- [WHAT YOU ARE ASKED TO DO]:
Repeat each entry as written and leave the images out of the copy.

- [RECORDS FOR THE EXERCISE]:
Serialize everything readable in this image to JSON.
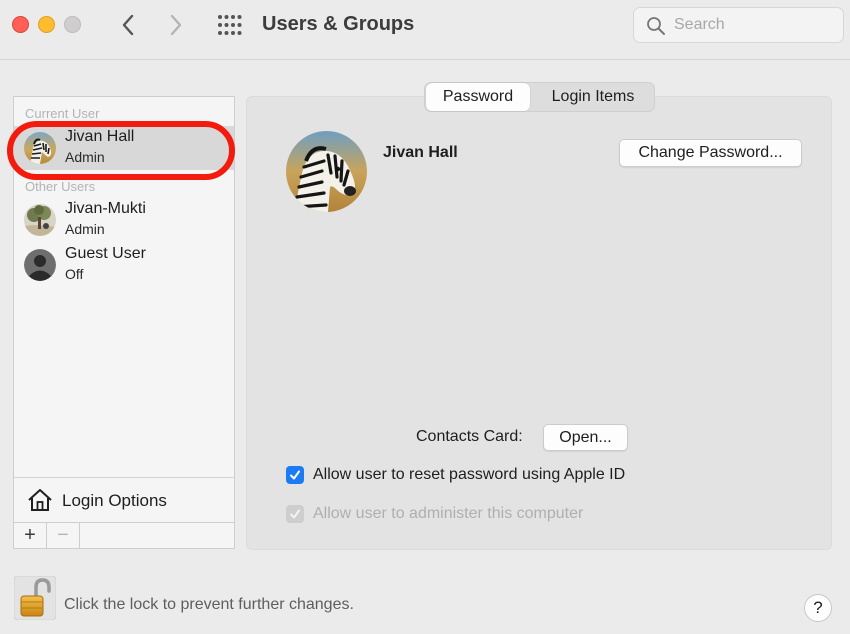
{
  "window": {
    "title": "Users & Groups"
  },
  "search": {
    "placeholder": "Search"
  },
  "sidebar": {
    "current_user_label": "Current User",
    "other_users_label": "Other Users",
    "users": [
      {
        "name": "Jivan Hall",
        "role": "Admin",
        "selected": true
      },
      {
        "name": "Jivan-Mukti",
        "role": "Admin",
        "selected": false
      },
      {
        "name": "Guest User",
        "role": "Off",
        "selected": false
      }
    ],
    "login_options_label": "Login Options",
    "add_label": "+",
    "remove_label": "−"
  },
  "tabs": [
    {
      "label": "Password",
      "active": true
    },
    {
      "label": "Login Items",
      "active": false
    }
  ],
  "main": {
    "user_name": "Jivan Hall",
    "change_password_label": "Change Password...",
    "contacts_card_label": "Contacts Card:",
    "open_label": "Open...",
    "allow_reset_label": "Allow user to reset password using Apple ID",
    "allow_reset_checked": true,
    "allow_admin_label": "Allow user to administer this computer",
    "allow_admin_checked": true,
    "allow_admin_enabled": false
  },
  "footer": {
    "lock_text": "Click the lock to prevent further changes.",
    "help_label": "?"
  },
  "colors": {
    "highlight": "#f21b0d",
    "checkbox_accent": "#1a7bf5",
    "close": "#fe5f57",
    "minimize": "#febc2e"
  },
  "icons": [
    "chevron-left-icon",
    "chevron-right-icon",
    "grid-icon",
    "search-icon",
    "house-icon",
    "lock-icon",
    "checkmark-icon"
  ]
}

- [REPLY]:
Serialize everything readable in this image to JSON.
{
  "window": {
    "title": "Users & Groups"
  },
  "search": {
    "placeholder": "Search"
  },
  "sidebar": {
    "current_user_label": "Current User",
    "other_users_label": "Other Users",
    "users": [
      {
        "name": "Jivan Hall",
        "role": "Admin",
        "selected": true
      },
      {
        "name": "Jivan-Mukti",
        "role": "Admin",
        "selected": false
      },
      {
        "name": "Guest User",
        "role": "Off",
        "selected": false
      }
    ],
    "login_options_label": "Login Options",
    "add_label": "+",
    "remove_label": "−"
  },
  "tabs": [
    {
      "label": "Password",
      "active": true
    },
    {
      "label": "Login Items",
      "active": false
    }
  ],
  "main": {
    "user_name": "Jivan Hall",
    "change_password_label": "Change Password...",
    "contacts_card_label": "Contacts Card:",
    "open_label": "Open...",
    "allow_reset_label": "Allow user to reset password using Apple ID",
    "allow_reset_checked": true,
    "allow_admin_label": "Allow user to administer this computer",
    "allow_admin_checked": true,
    "allow_admin_enabled": false
  },
  "footer": {
    "lock_text": "Click the lock to prevent further changes.",
    "help_label": "?"
  },
  "colors": {
    "highlight": "#f21b0d",
    "checkbox_accent": "#1a7bf5",
    "close": "#fe5f57",
    "minimize": "#febc2e"
  },
  "icons": [
    "chevron-left-icon",
    "chevron-right-icon",
    "grid-icon",
    "search-icon",
    "house-icon",
    "lock-icon",
    "checkmark-icon"
  ]
}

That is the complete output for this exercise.